-- START OF Data for this exercise --
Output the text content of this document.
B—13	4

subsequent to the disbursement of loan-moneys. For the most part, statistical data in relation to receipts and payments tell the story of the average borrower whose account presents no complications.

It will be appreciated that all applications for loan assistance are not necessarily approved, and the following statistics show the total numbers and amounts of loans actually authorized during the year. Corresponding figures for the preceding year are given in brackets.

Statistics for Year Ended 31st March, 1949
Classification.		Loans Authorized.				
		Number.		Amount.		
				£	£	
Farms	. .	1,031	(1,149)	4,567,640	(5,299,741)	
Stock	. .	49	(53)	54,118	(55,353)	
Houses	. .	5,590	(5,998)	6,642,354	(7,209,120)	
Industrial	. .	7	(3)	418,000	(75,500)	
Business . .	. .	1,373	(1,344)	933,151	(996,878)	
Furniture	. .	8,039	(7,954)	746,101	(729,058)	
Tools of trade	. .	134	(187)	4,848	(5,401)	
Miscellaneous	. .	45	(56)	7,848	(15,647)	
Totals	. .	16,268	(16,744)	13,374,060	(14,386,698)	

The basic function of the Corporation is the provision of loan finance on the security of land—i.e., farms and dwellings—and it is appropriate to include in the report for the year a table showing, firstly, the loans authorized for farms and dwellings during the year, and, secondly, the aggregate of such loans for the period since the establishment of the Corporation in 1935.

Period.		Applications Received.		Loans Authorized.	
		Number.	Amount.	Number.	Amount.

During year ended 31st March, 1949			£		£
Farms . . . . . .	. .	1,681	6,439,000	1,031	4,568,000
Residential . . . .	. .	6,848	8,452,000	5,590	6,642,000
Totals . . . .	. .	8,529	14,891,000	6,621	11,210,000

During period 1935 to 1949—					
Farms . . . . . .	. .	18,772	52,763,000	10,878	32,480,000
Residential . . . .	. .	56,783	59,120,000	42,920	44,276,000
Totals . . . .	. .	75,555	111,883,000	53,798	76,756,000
-- END OF Data for this exercise --
- Problem statement -
Make an exact copy of the records.

- Reply -
Output the text content of this document.
B—13	4

subsequent to the disbursement of loan-moneys. For the most part, statistical data in relation to receipts and payments tell the story of the average borrower whose account presents no complications.

It will be appreciated that all applications for loan assistance are not necessarily approved, and the following statistics show the total numbers and amounts of loans actually authorized during the year. Corresponding figures for the preceding year are given in brackets.

Statistics for Year Ended 31st March, 1949
Classification.		Loans Authorized.				
		Number.		Amount.		
				£	£	
Farms	. .	1,031	(1,149)	4,567,640	(5,299,741)	
Stock	. .	49	(53)	54,118	(55,353)	
Houses	. .	5,590	(5,998)	6,642,354	(7,209,120)	
Industrial	. .	7	(3)	418,000	(75,500)	
Business . .	. .	1,373	(1,344)	933,151	(996,878)	
Furniture	. .	8,039	(7,954)	746,101	(729,058)	
Tools of trade	. .	134	(187)	4,848	(5,401)	
Miscellaneous	. .	45	(56)	7,848	(15,647)	
Totals	. .	16,268	(16,744)	13,374,060	(14,386,698)	

The basic function of the Corporation is the provision of loan finance on the security of land—i.e., farms and dwellings—and it is appropriate to include in the report for the year a table showing, firstly, the loans authorized for farms and dwellings during the year, and, secondly, the aggregate of such loans for the period since the establishment of the Corporation in 1935.

Period.		Applications Received.		Loans Authorized.	
		Number.	Amount.	Number.	Amount.

During year ended 31st March, 1949			£		£
Farms . . . . . .	. .	1,681	6,439,000	1,031	4,568,000
Residential . . . .	. .	6,848	8,452,000	5,590	6,642,000
Totals . . . .	. .	8,529	14,891,000	6,621	11,210,000

During period 1935 to 1949—					
Farms . . . . . .	. .	18,772	52,763,000	10,878	32,480,000
Residential . . . .	. .	56,783	59,120,000	42,920	44,276,000
Totals . . . .	. .	75,555	111,883,000	53,798	76,756,000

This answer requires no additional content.